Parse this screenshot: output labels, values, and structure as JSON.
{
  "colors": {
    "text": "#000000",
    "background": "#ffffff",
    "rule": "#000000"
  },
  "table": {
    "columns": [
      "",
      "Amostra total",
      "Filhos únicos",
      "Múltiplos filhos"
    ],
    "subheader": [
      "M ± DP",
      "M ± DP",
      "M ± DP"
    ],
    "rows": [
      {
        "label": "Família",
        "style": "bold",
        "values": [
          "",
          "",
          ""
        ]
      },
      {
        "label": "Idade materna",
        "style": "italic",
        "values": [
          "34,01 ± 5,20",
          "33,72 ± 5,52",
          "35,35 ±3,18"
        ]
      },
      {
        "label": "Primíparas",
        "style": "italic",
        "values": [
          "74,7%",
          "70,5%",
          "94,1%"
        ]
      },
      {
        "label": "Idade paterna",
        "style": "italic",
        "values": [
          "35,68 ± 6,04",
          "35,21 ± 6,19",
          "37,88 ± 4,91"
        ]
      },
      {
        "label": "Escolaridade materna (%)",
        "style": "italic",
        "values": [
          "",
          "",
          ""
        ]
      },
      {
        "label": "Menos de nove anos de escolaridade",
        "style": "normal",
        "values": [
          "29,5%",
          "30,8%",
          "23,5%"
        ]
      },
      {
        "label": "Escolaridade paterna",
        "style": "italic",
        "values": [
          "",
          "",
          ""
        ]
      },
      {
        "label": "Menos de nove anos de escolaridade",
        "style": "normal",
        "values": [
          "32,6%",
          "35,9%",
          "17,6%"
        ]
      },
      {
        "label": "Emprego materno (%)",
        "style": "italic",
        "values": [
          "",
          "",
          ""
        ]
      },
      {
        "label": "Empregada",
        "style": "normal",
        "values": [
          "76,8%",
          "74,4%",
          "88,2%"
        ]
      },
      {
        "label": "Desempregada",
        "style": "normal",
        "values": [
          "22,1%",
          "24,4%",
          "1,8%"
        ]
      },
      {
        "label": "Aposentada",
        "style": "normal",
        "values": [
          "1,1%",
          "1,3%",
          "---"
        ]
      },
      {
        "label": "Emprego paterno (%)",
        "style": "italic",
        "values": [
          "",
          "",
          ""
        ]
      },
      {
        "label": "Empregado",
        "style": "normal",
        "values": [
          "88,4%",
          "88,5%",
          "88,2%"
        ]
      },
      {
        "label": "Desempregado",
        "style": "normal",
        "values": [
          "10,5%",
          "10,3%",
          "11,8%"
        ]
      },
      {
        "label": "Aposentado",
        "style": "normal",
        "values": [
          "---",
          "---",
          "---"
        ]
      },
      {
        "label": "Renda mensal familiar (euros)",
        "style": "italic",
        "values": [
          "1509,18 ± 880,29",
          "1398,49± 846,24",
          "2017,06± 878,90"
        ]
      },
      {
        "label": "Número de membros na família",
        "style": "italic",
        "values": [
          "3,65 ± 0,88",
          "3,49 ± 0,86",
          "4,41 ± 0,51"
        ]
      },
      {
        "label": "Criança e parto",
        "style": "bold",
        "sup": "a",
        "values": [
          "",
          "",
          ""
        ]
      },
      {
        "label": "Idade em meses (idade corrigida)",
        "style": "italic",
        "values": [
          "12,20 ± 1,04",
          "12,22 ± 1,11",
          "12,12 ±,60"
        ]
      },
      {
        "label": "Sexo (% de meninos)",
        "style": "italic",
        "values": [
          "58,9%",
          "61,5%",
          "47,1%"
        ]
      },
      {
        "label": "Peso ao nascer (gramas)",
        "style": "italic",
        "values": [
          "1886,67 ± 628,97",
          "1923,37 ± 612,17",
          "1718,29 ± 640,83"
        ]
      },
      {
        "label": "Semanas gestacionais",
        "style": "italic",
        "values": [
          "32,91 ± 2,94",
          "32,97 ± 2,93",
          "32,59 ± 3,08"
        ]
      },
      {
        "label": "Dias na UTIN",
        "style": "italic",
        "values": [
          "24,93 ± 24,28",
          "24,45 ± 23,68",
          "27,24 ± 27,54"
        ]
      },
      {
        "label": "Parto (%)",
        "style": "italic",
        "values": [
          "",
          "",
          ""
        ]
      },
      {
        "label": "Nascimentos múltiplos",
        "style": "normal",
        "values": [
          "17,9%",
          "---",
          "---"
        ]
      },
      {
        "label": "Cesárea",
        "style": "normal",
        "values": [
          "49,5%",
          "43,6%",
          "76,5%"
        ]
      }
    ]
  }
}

════════════════════

**What you will do**
Each line of the material above must be retyped precisely.

**Correct output**
Parse this screenshot: output labels, values, and structure as JSON.
{
  "colors": {
    "text": "#000000",
    "background": "#ffffff",
    "rule": "#000000"
  },
  "table": {
    "columns": [
      "",
      "Amostra total",
      "Filhos únicos",
      "Múltiplos filhos"
    ],
    "subheader": [
      "M ± DP",
      "M ± DP",
      "M ± DP"
    ],
    "rows": [
      {
        "label": "Família",
        "style": "bold",
        "values": [
          "",
          "",
          ""
        ]
      },
      {
        "label": "Idade materna",
        "style": "italic",
        "values": [
          "34,01 ± 5,20",
          "33,72 ± 5,52",
          "35,35 ±3,18"
        ]
      },
      {
        "label": "Primíparas",
        "style": "italic",
        "values": [
          "74,7%",
          "70,5%",
          "94,1%"
        ]
      },
      {
        "label": "Idade paterna",
        "style": "italic",
        "values": [
          "35,68 ± 6,04",
          "35,21 ± 6,19",
          "37,88 ± 4,91"
        ]
      },
      {
        "label": "Escolaridade materna (%)",
        "style": "italic",
        "values": [
          "",
          "",
          ""
        ]
      },
      {
        "label": "Menos de nove anos de escolaridade",
        "style": "normal",
        "values": [
          "29,5%",
          "30,8%",
          "23,5%"
        ]
      },
      {
        "label": "Escolaridade paterna",
        "style": "italic",
        "values": [
          "",
          "",
          ""
        ]
      },
      {
        "label": "Menos de nove anos de escolaridade",
        "style": "normal",
        "values": [
          "32,6%",
          "35,9%",
          "17,6%"
        ]
      },
      {
        "label": "Emprego materno (%)",
        "style": "italic",
        "values": [
          "",
          "",
          ""
        ]
      },
      {
        "label": "Empregada",
        "style": "normal",
        "values": [
          "76,8%",
          "74,4%",
          "88,2%"
        ]
      },
      {
        "label": "Desempregada",
        "style": "normal",
        "values": [
          "22,1%",
          "24,4%",
          "1,8%"
        ]
      },
      {
        "label": "Aposentada",
        "style": "normal",
        "values": [
          "1,1%",
          "1,3%",
          "---"
        ]
      },
      {
        "label": "Emprego paterno (%)",
        "style": "italic",
        "values": [
          "",
          "",
          ""
        ]
      },
      {
        "label": "Empregado",
        "style": "normal",
        "values": [
          "88,4%",
          "88,5%",
          "88,2%"
        ]
      },
      {
        "label": "Desempregado",
        "style": "normal",
        "values": [
          "10,5%",
          "10,3%",
          "11,8%"
        ]
      },
      {
        "label": "Aposentado",
        "style": "normal",
        "values": [
          "---",
          "---",
          "---"
        ]
      },
      {
        "label": "Renda mensal familiar (euros)",
        "style": "italic",
        "values": [
          "1509,18 ± 880,29",
          "1398,49± 846,24",
          "2017,06± 878,90"
        ]
      },
      {
        "label": "Número de membros na família",
        "style": "italic",
        "values": [
          "3,65 ± 0,88",
          "3,49 ± 0,86",
          "4,41 ± 0,51"
        ]
      },
      {
        "label": "Criança e parto",
        "style": "bold",
        "sup": "a",
        "values": [
          "",
          "",
          ""
        ]
      },
      {
        "label": "Idade em meses (idade corrigida)",
        "style": "italic",
        "values": [
          "12,20 ± 1,04",
          "12,22 ± 1,11",
          "12,12 ±,60"
        ]
      },
      {
        "label": "Sexo (% de meninos)",
        "style": "italic",
        "values": [
          "58,9%",
          "61,5%",
          "47,1%"
        ]
      },
      {
        "label": "Peso ao nascer (gramas)",
        "style": "italic",
        "values": [
          "1886,67 ± 628,97",
          "1923,37 ± 612,17",
          "1718,29 ± 640,83"
        ]
      },
      {
        "label": "Semanas gestacionais",
        "style": "italic",
        "values": [
          "32,91 ± 2,94",
          "32,97 ± 2,93",
          "32,59 ± 3,08"
        ]
      },
      {
        "label": "Dias na UTIN",
        "style": "italic",
        "values": [
          "24,93 ± 24,28",
          "24,45 ± 23,68",
          "27,24 ± 27,54"
        ]
      },
      {
        "label": "Parto (%)",
        "style": "italic",
        "values": [
          "",
          "",
          ""
        ]
      },
      {
        "label": "Nascimentos múltiplos",
        "style": "normal",
        "values": [
          "17,9%",
          "---",
          "---"
        ]
      },
      {
        "label": "Cesárea",
        "style": "normal",
        "values": [
          "49,5%",
          "43,6%",
          "76,5%"
        ]
      }
    ]
  }
}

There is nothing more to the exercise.